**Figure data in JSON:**
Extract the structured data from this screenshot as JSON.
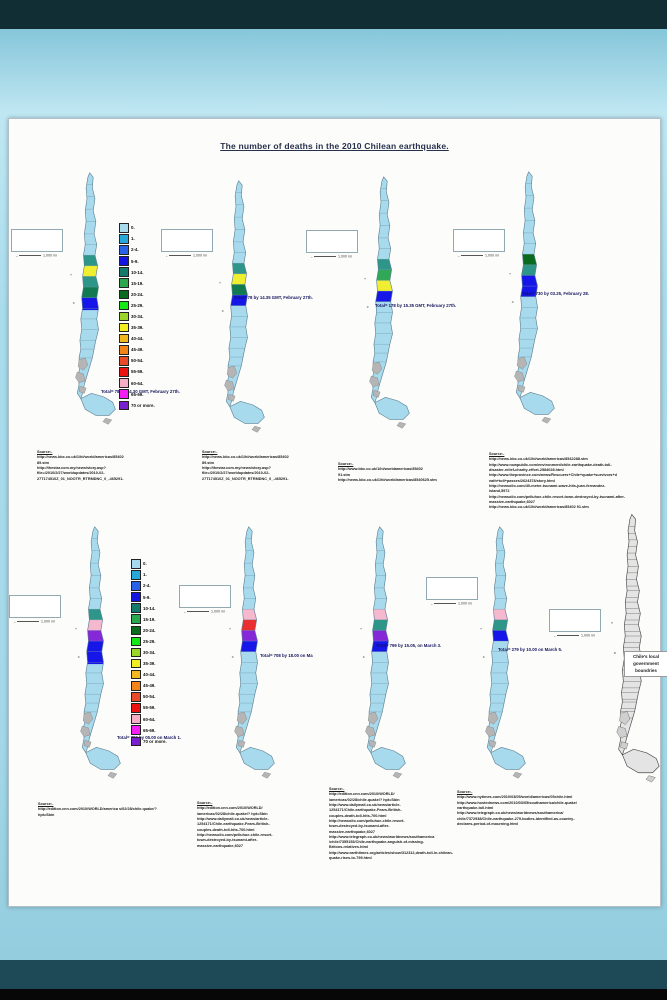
{
  "title": "The number of deaths in the 2010 Chilean earthquake.",
  "scale_label": "1,000 mi",
  "legend": {
    "items": [
      {
        "label": "0.",
        "color": "#a8daee"
      },
      {
        "label": "1.",
        "color": "#28a8d8"
      },
      {
        "label": "2-4.",
        "color": "#2862e8"
      },
      {
        "label": "5-9.",
        "color": "#1414e0"
      },
      {
        "label": "10-14.",
        "color": "#15796b"
      },
      {
        "label": "15-19.",
        "color": "#2ba84f"
      },
      {
        "label": "20-24.",
        "color": "#0a6b1e"
      },
      {
        "label": "25-29.",
        "color": "#16e816"
      },
      {
        "label": "30-34.",
        "color": "#9ad62a"
      },
      {
        "label": "35-39.",
        "color": "#f2ee20"
      },
      {
        "label": "40-44.",
        "color": "#f2b81e"
      },
      {
        "label": "45-49.",
        "color": "#f28418"
      },
      {
        "label": "50-54.",
        "color": "#e84a2a"
      },
      {
        "label": "55-59.",
        "color": "#ee1111"
      },
      {
        "label": "60-64.",
        "color": "#f5aec5"
      },
      {
        "label": "65-69.",
        "color": "#f220f2"
      },
      {
        "label": "70 or more.",
        "color": "#7a1fd0"
      }
    ]
  },
  "maps": [
    {
      "total": "Total= 78 by 14.30 GMT, February 27th.",
      "has_legend": true,
      "regions": [
        {
          "range": "10-14.",
          "color": "#2e9688"
        },
        {
          "range": "35-39.",
          "color": "#f0ee30"
        },
        {
          "range": "10-14.",
          "color": "#2e9688"
        },
        {
          "range": "20-24.",
          "color": "#117a50"
        },
        {
          "range": "5-9.",
          "color": "#1616e8"
        }
      ],
      "source_heading": "Source:-",
      "source_lines": [
        "http://news.bbc.co.uk/1/hi/world/americas/85402",
        "89.stm",
        "http://thestar.com.my/news/story.asp?",
        "file=/2010/2/27/worldupdates/2010-02-",
        "27T174510Z_01_NOOTR_RTRMDNC_0_-465291-"
      ]
    },
    {
      "total": "Total= 78 by 14.35 GMT, February 27th.",
      "has_legend": false,
      "regions": [
        {
          "range": "10-14.",
          "color": "#2e9688"
        },
        {
          "range": "35-39.",
          "color": "#f0ee30"
        },
        {
          "range": "20-24.",
          "color": "#117a50"
        },
        {
          "range": "5-9.",
          "color": "#1616e8"
        },
        {
          "range": "0.",
          "color": "#a8daee"
        }
      ],
      "source_heading": "Source:-",
      "source_lines": [
        "http://news.bbc.co.uk/1/hi/world/americas/85402",
        "89.stm",
        "http://thestar.com.my/news/story.asp?",
        "file=/2010/2/27/worldupdates/2010-02-",
        "27T174510Z_01_NOOTR_RTRMDNC_0_-465291-"
      ]
    },
    {
      "total": "Total=  178 by 15.35 GMT, February 27th.",
      "has_legend": false,
      "regions": [
        {
          "range": "10-14.",
          "color": "#2e9688"
        },
        {
          "range": "15-19.",
          "color": "#31a858"
        },
        {
          "range": "35-39.",
          "color": "#f0ee30"
        },
        {
          "range": "5-9.",
          "color": "#1616e8"
        },
        {
          "range": "0.",
          "color": "#a8daee"
        }
      ],
      "source_heading": "Source:-",
      "source_lines": [
        "http://www.bbc.co.uk/1/hi/worldamericas/85402",
        "91.stm",
        "http://news.bbc.co.uk/1/hi/world/americas/8540625.stm"
      ]
    },
    {
      "total": "Total= 730 by 03.25, February 28.",
      "has_legend": false,
      "regions": [
        {
          "range": "20-24.",
          "color": "#0a6b1e"
        },
        {
          "range": "10-14.",
          "color": "#2e9688"
        },
        {
          "range": "5-9.",
          "color": "#1616e8"
        },
        {
          "range": "5-9.",
          "color": "#1616e8"
        },
        {
          "range": "0.",
          "color": "#a8daee"
        }
      ],
      "source_heading": "Source:-",
      "source_lines": [
        "http://news.bbc.co.uk/1/hi/world/americas/8542288.stm",
        "http://www.nowpublic.com/environment/chile-earthquake-death-toll-",
        "disaster-relief-charity-effort-2584028.html",
        "http://www.theprovince.com/news/Rescuers+Chile+quake+survivors+d",
        "eath+toll+passes/2624378/story.html",
        "http://newsolio.com/40-meter-tsunami-wave-hits-juan-fernandez-",
        "island,5972",
        "http://newsolio.com/pelluhue-chile-resort-town-destroyed-by-tsunami-after-",
        "massive-earthquake,6027",
        "http://news.bbc.co.uk/1/hi/world/americas/85402 91.stm"
      ]
    },
    {
      "total": "Total= 700 by 05.00 on March 1.",
      "has_legend": true,
      "regions": [
        {
          "range": "10-14.",
          "color": "#2e9688"
        },
        {
          "range": "60-64.",
          "color": "#f5b8cf"
        },
        {
          "range": "70 or more.",
          "color": "#8428d8"
        },
        {
          "range": "5-9.",
          "color": "#1616e8"
        },
        {
          "range": "5-9.",
          "color": "#1616e8"
        }
      ],
      "source_heading": "Source:-",
      "source_lines": [
        "http://edition.cnn.com/2010/WORLD/america s/02/28/chile.quake/?",
        "hpt=Sbin"
      ]
    },
    {
      "total": "Total= 708 by 18.00 on  Ma",
      "has_legend": false,
      "regions": [
        {
          "range": "60-64.",
          "color": "#f5b8cf"
        },
        {
          "range": "55-59.",
          "color": "#e83030"
        },
        {
          "range": "70 or more.",
          "color": "#8428d8"
        },
        {
          "range": "5-9.",
          "color": "#1616e8"
        },
        {
          "range": "0.",
          "color": "#a8daee"
        }
      ],
      "source_heading": "Source:-",
      "source_lines": [
        "http://edition.cnn.com/2010/WORLD/",
        "/americas/02/28/chile.quake/? hpt=Sbin",
        "http://www.dailymail.co.uk/news/article-",
        "1254171/Chile-earthquake-Fears-British-",
        "couples-death-toll-hits-700.html",
        "http://newsolio.com/pelluhue-chile-resort-",
        "town-destroyed-by-tsunami-after-",
        "massive-earthquake,6027"
      ]
    },
    {
      "total": "Total= 799 by 15.05, on March 3.",
      "has_legend": false,
      "regions": [
        {
          "range": "60-64.",
          "color": "#f5b8cf"
        },
        {
          "range": "10-14.",
          "color": "#2e9688"
        },
        {
          "range": "70 or more.",
          "color": "#8428d8"
        },
        {
          "range": "5-9.",
          "color": "#1616e8"
        },
        {
          "range": "0.",
          "color": "#a8daee"
        }
      ],
      "source_heading": "Source:-",
      "source_lines": [
        "http://edition.cnn.com/2010/WORLD/",
        "/americas/02/28/chile.quake/? hpt=Sbin",
        "http://www.dailymail.co.uk/news/article-",
        "1254171/Chile-earthquake-Fears-British-",
        "couples-death-toll-hits-700.html",
        "http://newsolio.com/pelluhue-chile-resort-",
        "town-destroyed-by-tsunami-after-",
        "massive-earthquake,6027",
        "http://www.telegraph.co.uk/news/worldnews/southamerica",
        "/chile/7355153/Chile-earthquake-anguish-of-missing-",
        "Britons-relatives.html",
        "http://www.earthtimes.org/articles/show/312312,death-toll-in-chilean-",
        "quake-rises-to-799.html"
      ]
    },
    {
      "total": "Total= 279 by 10.00 on March 5.",
      "has_legend": false,
      "regions": [
        {
          "range": "60-64.",
          "color": "#f5b8cf"
        },
        {
          "range": "10-14.",
          "color": "#2e9688"
        },
        {
          "range": "5-9.",
          "color": "#1616e8"
        },
        {
          "range": "0.",
          "color": "#a8daee"
        },
        {
          "range": "0.",
          "color": "#a8daee"
        }
      ],
      "source_heading": "Source:-",
      "source_lines": [
        "http://www.nytimes.com/2010/03/05/world/americas/05chile.html",
        "http://www.hostednews.com/2010/03/05/southamerica/chile-quake/",
        "earthquake-toll.html",
        "http://www.telegraph.co.uk/news/worldnews/southamerica/",
        "chile/7372938/Chile-earthquake-279-bodies-identified-as-country-",
        "declares-period-of-mourning.html"
      ]
    }
  ],
  "boundaries_map": {
    "label": "Chile's local government boundries"
  }
}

**Given request:** State the count of lines holding the string "tsunami" in the listing above, and nothing else.

**Exercise result:** 4